═══ SUPPLIED INFORMATION

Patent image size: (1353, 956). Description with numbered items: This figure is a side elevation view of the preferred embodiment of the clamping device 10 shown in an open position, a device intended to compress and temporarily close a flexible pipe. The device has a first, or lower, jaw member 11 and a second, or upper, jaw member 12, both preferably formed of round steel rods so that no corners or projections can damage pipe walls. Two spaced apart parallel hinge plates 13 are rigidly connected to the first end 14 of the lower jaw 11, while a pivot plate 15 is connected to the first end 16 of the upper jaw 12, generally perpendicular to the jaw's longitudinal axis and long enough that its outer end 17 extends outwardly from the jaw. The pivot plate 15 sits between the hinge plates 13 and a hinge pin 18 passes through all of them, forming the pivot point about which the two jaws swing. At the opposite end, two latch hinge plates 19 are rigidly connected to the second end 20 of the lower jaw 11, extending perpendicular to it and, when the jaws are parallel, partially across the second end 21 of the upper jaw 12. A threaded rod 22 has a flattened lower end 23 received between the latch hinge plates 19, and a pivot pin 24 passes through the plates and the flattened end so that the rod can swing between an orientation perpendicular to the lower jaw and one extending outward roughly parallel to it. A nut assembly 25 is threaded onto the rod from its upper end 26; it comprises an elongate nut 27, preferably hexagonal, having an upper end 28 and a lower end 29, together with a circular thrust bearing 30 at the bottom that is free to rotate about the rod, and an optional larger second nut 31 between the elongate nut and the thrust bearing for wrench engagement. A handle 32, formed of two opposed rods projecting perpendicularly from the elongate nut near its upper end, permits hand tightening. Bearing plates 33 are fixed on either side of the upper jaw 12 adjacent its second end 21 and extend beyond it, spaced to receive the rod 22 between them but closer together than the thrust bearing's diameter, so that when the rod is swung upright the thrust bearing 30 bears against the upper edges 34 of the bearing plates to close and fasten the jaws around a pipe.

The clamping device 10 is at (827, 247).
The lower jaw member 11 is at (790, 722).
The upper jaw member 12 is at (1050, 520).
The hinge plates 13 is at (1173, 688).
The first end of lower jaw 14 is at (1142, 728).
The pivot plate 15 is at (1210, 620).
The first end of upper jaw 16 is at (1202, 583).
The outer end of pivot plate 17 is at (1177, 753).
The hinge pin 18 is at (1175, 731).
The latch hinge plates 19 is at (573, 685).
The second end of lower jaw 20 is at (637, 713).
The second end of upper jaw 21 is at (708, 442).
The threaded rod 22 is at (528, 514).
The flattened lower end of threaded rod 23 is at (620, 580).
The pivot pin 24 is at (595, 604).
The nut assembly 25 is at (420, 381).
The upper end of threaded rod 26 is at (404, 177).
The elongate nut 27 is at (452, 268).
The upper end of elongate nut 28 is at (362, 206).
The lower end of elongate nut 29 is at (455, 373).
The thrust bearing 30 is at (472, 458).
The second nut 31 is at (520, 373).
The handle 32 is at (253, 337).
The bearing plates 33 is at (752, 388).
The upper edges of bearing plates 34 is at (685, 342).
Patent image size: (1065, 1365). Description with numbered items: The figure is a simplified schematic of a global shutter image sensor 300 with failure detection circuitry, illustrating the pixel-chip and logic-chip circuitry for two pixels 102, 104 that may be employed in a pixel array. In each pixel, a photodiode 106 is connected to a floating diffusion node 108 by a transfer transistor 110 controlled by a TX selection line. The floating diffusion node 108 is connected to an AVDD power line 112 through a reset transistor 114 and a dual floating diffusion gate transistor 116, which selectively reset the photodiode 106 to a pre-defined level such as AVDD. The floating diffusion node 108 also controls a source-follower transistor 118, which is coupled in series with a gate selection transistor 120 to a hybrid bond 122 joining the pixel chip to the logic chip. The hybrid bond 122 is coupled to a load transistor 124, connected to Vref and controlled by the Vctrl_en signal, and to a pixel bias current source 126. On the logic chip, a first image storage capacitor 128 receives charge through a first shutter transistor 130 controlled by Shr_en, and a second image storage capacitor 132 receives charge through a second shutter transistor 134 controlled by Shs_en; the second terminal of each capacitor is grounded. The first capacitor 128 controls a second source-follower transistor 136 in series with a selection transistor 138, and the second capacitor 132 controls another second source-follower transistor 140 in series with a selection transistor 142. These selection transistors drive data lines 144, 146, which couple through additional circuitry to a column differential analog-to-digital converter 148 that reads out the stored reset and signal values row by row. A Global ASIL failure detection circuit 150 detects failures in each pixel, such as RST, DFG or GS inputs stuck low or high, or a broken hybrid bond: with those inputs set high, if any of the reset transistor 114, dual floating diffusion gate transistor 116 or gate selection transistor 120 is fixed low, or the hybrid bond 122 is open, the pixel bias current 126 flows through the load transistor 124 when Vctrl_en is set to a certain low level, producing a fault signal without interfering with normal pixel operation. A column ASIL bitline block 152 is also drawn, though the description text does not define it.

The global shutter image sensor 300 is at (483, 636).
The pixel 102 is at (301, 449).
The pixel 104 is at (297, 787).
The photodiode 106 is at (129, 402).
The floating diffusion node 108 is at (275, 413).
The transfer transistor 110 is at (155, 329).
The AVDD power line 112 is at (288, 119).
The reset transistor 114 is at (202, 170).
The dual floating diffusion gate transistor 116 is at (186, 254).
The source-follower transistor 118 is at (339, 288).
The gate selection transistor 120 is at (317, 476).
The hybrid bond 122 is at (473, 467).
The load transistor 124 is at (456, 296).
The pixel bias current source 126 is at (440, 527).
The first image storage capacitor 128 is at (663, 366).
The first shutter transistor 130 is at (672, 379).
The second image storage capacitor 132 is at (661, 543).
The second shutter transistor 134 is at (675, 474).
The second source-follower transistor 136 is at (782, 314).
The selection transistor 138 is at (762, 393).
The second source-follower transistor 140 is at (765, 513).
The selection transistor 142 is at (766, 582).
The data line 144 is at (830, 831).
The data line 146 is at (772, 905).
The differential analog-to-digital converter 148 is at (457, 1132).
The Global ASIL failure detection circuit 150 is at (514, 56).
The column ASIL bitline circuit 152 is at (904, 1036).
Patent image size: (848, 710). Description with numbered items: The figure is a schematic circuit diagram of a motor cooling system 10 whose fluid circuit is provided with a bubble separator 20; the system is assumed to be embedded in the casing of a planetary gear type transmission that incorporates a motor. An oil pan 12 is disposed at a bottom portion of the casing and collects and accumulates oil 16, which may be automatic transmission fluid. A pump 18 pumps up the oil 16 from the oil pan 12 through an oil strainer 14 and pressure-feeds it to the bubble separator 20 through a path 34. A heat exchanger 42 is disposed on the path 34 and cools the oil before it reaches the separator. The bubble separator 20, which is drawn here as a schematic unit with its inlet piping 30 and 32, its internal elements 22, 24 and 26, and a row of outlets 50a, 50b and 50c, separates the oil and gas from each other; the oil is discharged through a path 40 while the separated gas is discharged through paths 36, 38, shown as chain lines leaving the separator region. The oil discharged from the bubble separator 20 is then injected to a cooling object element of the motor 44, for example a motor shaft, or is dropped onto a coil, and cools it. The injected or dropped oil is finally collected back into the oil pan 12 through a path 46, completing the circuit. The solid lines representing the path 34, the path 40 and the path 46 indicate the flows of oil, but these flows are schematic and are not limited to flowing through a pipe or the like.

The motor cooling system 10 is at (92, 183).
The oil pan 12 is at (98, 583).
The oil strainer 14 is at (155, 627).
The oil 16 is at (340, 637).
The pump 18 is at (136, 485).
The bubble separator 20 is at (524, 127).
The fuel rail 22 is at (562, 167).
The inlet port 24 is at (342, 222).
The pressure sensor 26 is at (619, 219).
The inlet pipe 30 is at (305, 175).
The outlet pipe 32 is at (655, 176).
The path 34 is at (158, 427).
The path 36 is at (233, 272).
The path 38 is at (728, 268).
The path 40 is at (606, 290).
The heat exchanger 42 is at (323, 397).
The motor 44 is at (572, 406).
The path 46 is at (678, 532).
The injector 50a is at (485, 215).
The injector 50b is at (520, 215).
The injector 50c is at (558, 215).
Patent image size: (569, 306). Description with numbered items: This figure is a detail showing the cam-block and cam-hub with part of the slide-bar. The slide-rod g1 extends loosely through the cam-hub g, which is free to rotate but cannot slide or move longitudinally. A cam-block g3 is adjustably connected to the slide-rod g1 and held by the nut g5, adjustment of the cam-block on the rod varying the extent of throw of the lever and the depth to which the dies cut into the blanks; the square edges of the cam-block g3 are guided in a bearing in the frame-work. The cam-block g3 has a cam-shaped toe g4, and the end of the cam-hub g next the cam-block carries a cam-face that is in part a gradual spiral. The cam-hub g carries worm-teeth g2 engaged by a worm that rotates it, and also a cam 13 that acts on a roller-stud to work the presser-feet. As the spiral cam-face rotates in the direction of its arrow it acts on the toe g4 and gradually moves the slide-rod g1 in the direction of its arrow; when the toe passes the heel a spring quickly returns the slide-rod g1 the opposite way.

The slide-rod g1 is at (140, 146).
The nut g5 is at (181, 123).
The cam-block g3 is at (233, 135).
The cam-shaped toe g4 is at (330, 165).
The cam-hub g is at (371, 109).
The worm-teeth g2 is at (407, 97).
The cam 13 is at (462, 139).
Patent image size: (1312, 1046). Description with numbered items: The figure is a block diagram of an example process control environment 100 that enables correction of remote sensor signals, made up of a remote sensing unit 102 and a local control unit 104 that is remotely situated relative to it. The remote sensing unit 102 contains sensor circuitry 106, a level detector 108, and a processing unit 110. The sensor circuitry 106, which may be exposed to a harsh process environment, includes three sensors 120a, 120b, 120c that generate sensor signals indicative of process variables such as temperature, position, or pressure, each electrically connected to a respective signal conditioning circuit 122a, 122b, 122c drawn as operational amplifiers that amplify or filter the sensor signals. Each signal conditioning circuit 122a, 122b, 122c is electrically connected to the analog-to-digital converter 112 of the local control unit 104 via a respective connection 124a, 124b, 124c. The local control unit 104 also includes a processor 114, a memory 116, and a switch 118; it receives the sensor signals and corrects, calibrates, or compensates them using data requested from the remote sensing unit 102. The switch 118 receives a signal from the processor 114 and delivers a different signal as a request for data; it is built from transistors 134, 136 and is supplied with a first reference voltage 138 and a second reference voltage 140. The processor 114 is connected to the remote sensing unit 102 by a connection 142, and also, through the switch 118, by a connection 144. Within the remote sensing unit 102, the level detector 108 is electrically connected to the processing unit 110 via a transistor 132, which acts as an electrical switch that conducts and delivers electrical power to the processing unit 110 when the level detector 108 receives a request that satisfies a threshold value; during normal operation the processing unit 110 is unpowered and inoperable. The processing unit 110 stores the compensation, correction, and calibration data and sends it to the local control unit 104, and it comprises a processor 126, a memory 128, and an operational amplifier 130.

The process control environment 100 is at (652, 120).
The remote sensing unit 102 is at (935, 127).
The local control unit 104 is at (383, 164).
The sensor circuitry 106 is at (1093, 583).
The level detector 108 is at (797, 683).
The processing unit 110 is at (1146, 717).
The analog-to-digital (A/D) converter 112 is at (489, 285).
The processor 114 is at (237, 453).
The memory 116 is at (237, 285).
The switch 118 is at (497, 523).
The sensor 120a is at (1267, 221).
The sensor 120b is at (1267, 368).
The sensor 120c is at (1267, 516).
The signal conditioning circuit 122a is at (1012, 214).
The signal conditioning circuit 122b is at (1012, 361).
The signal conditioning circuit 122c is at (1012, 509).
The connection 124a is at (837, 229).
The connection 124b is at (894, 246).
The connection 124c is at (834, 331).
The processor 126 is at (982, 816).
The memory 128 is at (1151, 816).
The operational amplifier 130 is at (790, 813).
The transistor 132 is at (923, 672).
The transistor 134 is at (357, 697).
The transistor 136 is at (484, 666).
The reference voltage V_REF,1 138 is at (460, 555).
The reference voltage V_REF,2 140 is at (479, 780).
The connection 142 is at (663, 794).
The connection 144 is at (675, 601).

══════

> **YOUR INSTRUCTIONS**
Repeat the records verbatim, from the line containing "Patent image size: (569, 306)." through the line containing "The cam-block g3 is at (233, 135).", both lines included.

> **WRITTEN SOLUTION**
Patent image size: (569, 306). Description with numbered items: This figure is a detail showing the cam-block and cam-hub with part of the slide-bar. The slide-rod g1 extends loosely through the cam-hub g, which is free to rotate but cannot slide or move longitudinally. A cam-block g3 is adjustably connected to the slide-rod g1 and held by the nut g5, adjustment of the cam-block on the rod varying the extent of throw of the lever and the depth to which the dies cut into the blanks; the square edges of the cam-block g3 are guided in a bearing in the frame-work. The cam-block g3 has a cam-shaped toe g4, and the end of the cam-hub g next the cam-block carries a cam-face that is in part a gradual spiral. The cam-hub g carries worm-teeth g2 engaged by a worm that rotates it, and also a cam 13 that acts on a roller-stud to work the presser-feet. As the spiral cam-face rotates in the direction of its arrow it acts on the toe g4 and gradually moves the slide-rod g1 in the direction of its arrow; when the toe passes the heel a spring quickly returns the slide-rod g1 the opposite way.

The slide-rod g1 is at (140, 146).
The nut g5 is at (181, 123).
The cam-block g3 is at (233, 135).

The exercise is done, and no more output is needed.